* [Written request]:
Copy, in full, each line of the material that holds the word "than".

** Start **

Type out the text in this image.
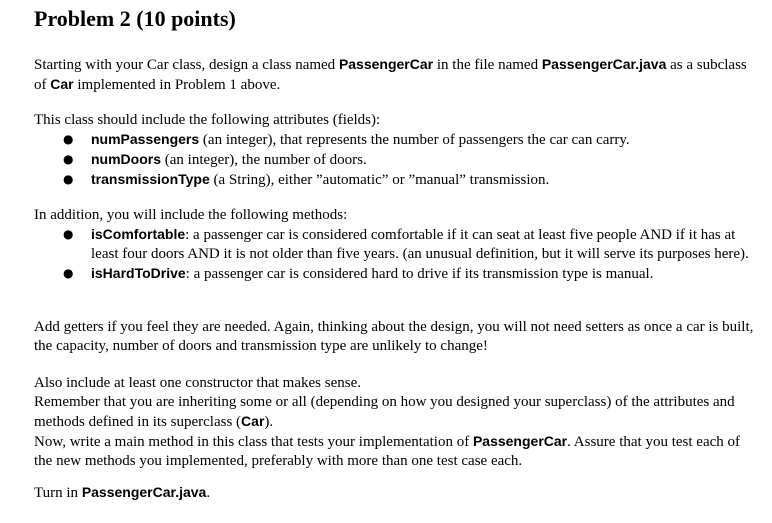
Problem 2 (10 points)

Starting with your Car class, design a class named PassengerCar in the file named PassengerCar.java as a subclass of Car implemented in Problem 1 above.

This class should include the following attributes (fields):

● numPassengers (an integer), that represents the number of passengers the car can carry.
● numDoors (an integer), the number of doors.
● transmissionType (a String), either ”automatic” or ”manual” transmission.

In addition, you will include the following methods:

● isComfortable: a passenger car is considered comfortable if it can seat at least five people AND if it has at least four doors AND it is not older than five years. (an unusual definition, but it will serve its purposes here).
● isHardToDrive: a passenger car is considered hard to drive if its transmission type is manual.

Add getters if you feel they are needed. Again, thinking about the design, you will not need setters as once a car is built, the capacity, number of doors and transmission type are unlikely to change!

Also include at least one constructor that makes sense.
Remember that you are inheriting some or all (depending on how you designed your superclass) of the attributes and methods defined in its superclass (Car).
Now, write a main method in this class that tests your implementation of PassengerCar. Assure that you test each of the new methods you implemented, preferably with more than one test case each.

Turn in PassengerCar.java.
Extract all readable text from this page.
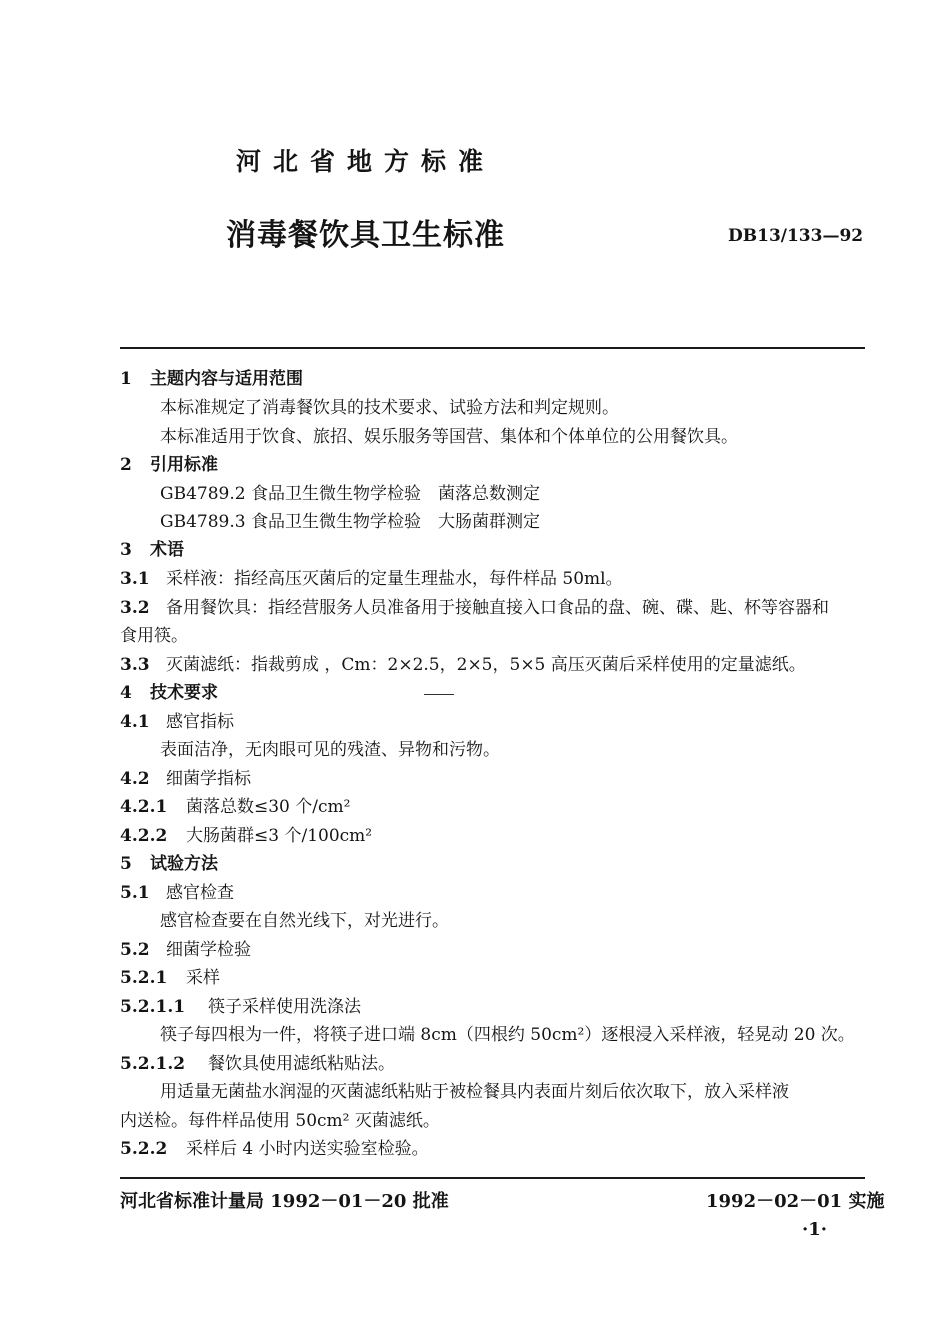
河北省地方标准
消毒餐饮具卫生标准	DB13/133—92
1 主题内容与适用范围
本标准规定了消毒餐饮具的技术要求、试验方法和判定规则。
本标准适用于饮食、旅招、娱乐服务等国营、集体和个体单位的公用餐饮具。
2 引用标准
GB4789.2 食品卫生微生物学检验　菌落总数测定
GB4789.3 食品卫生微生物学检验　大肠菌群测定
3 术语
3.1 采样液：指经高压灭菌后的定量生理盐水，每件样品 50ml。
3.2 备用餐饮具：指经营服务人员准备用于接触直接入口食品的盘、碗、碟、匙、杯等容器和
食用筷。
3.3 灭菌滤纸：指裁剪成 ，Cm：2×2.5，2×5，5×5 高压灭菌后采样使用的定量滤纸。
4 技术要求
4.1 感官指标
表面洁净，无肉眼可见的残渣、异物和污物。
4.2 细菌学指标
4.2.1 菌落总数≤30 个/cm²
4.2.2 大肠菌群≤3 个/100cm²
5 试验方法
5.1 感官检查
感官检查要在自然光线下，对光进行。
5.2 细菌学检验
5.2.1 采样
5.2.1.1 筷子采样使用洗涤法
筷子每四根为一件，将筷子进口端 8cm（四根约 50cm²）逐根浸入采样液，轻晃动 20 次。
5.2.1.2 餐饮具使用滤纸粘贴法。
用适量无菌盐水润湿的灭菌滤纸粘贴于被检餐具内表面片刻后依次取下，放入采样液
内送检。每件样品使用 50cm² 灭菌滤纸。
5.2.2 采样后 4 小时内送实验室检验。
河北省标准计量局 1992－01－20 批准	1992－02－01 实施
·1·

** End **

* [Result of the exercise]:
● isComfortable: a passenger car is considered comfortable if it can seat at least five people AND if it has at least four doors AND it is not older than five years. (an unusual definition, but it will serve its purposes here).
Now, write a main method in this class that tests your implementation of PassengerCar. Assure that you test each of the new methods you implemented, preferably with more than one test case each.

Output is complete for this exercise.